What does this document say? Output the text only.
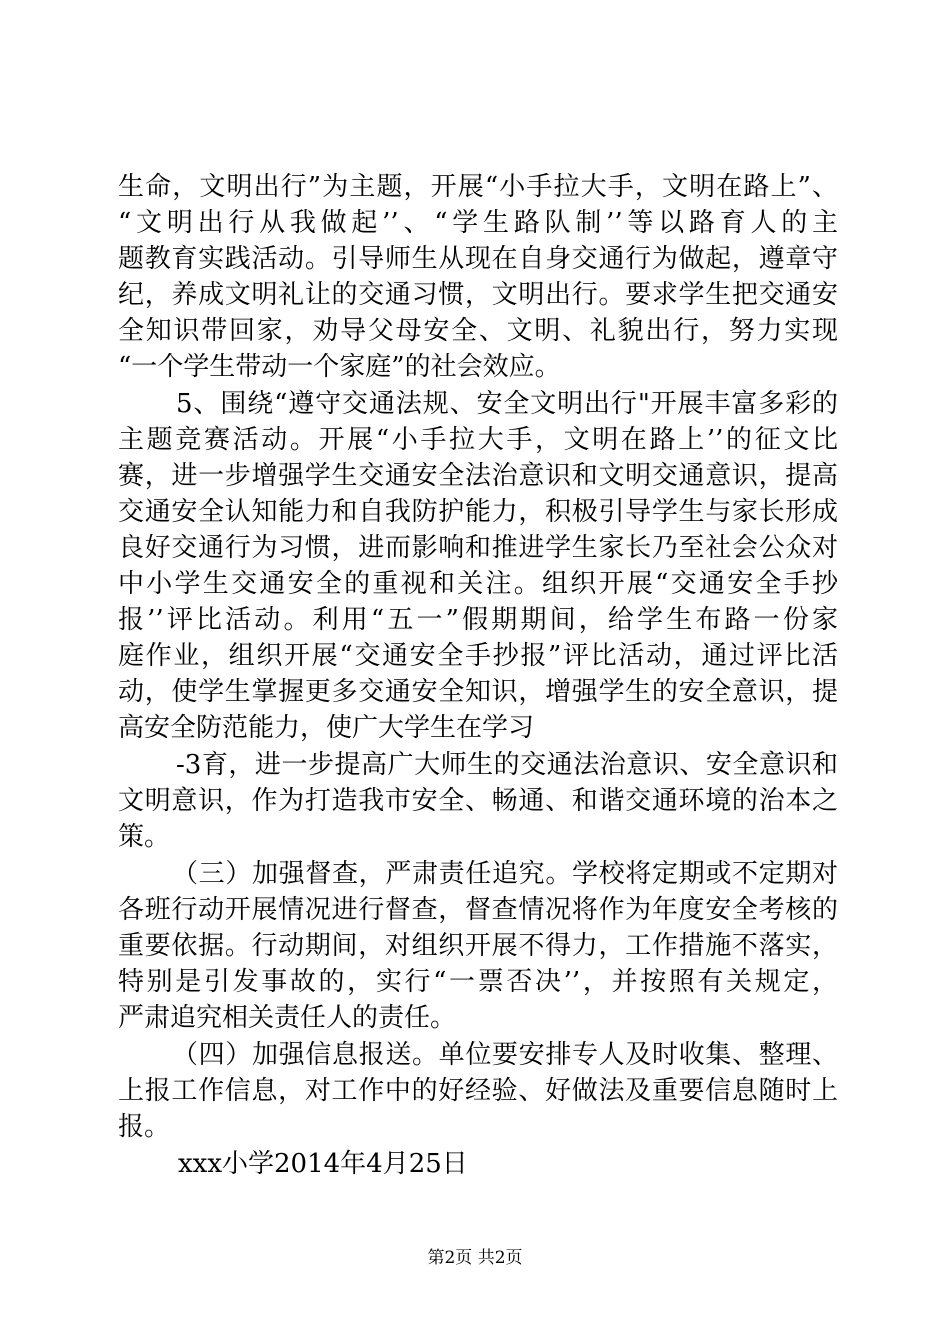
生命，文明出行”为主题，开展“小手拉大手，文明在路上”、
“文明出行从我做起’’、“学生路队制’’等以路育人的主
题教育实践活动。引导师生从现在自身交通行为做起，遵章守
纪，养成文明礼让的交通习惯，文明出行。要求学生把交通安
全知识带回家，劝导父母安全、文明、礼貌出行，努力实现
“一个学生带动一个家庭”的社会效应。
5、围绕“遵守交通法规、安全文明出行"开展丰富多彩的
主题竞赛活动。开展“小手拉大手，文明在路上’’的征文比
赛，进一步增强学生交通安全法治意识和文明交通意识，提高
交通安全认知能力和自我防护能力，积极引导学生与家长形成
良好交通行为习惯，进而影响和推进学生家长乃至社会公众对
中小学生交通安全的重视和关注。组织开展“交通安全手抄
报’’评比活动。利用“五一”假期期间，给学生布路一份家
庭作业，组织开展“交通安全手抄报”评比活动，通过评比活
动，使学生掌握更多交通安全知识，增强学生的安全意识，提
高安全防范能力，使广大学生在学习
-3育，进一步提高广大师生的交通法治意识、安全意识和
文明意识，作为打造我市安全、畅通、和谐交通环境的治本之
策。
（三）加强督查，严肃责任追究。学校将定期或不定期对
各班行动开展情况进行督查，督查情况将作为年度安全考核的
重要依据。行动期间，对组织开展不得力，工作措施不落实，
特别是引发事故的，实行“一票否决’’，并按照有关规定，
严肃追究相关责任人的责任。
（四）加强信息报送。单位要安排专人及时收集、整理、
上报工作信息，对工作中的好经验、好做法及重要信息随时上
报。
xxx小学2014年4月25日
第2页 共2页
....................
__WHAT THE EXERCISE ASKS__: What is needed is an exact reproduction of the data, pictures excluded.

__FINAL ANSWER__:
What does this document say? Output the text only.
生命，文明出行”为主题，开展“小手拉大手，文明在路上”、
“文明出行从我做起’’、“学生路队制’’等以路育人的主
题教育实践活动。引导师生从现在自身交通行为做起，遵章守
纪，养成文明礼让的交通习惯，文明出行。要求学生把交通安
全知识带回家，劝导父母安全、文明、礼貌出行，努力实现
“一个学生带动一个家庭”的社会效应。
5、围绕“遵守交通法规、安全文明出行"开展丰富多彩的
主题竞赛活动。开展“小手拉大手，文明在路上’’的征文比
赛，进一步增强学生交通安全法治意识和文明交通意识，提高
交通安全认知能力和自我防护能力，积极引导学生与家长形成
良好交通行为习惯，进而影响和推进学生家长乃至社会公众对
中小学生交通安全的重视和关注。组织开展“交通安全手抄
报’’评比活动。利用“五一”假期期间，给学生布路一份家
庭作业，组织开展“交通安全手抄报”评比活动，通过评比活
动，使学生掌握更多交通安全知识，增强学生的安全意识，提
高安全防范能力，使广大学生在学习
-3育，进一步提高广大师生的交通法治意识、安全意识和
文明意识，作为打造我市安全、畅通、和谐交通环境的治本之
策。
（三）加强督查，严肃责任追究。学校将定期或不定期对
各班行动开展情况进行督查，督查情况将作为年度安全考核的
重要依据。行动期间，对组织开展不得力，工作措施不落实，
特别是引发事故的，实行“一票否决’’，并按照有关规定，
严肃追究相关责任人的责任。
（四）加强信息报送。单位要安排专人及时收集、整理、
上报工作信息，对工作中的好经验、好做法及重要信息随时上
报。
xxx小学2014年4月25日
第2页 共2页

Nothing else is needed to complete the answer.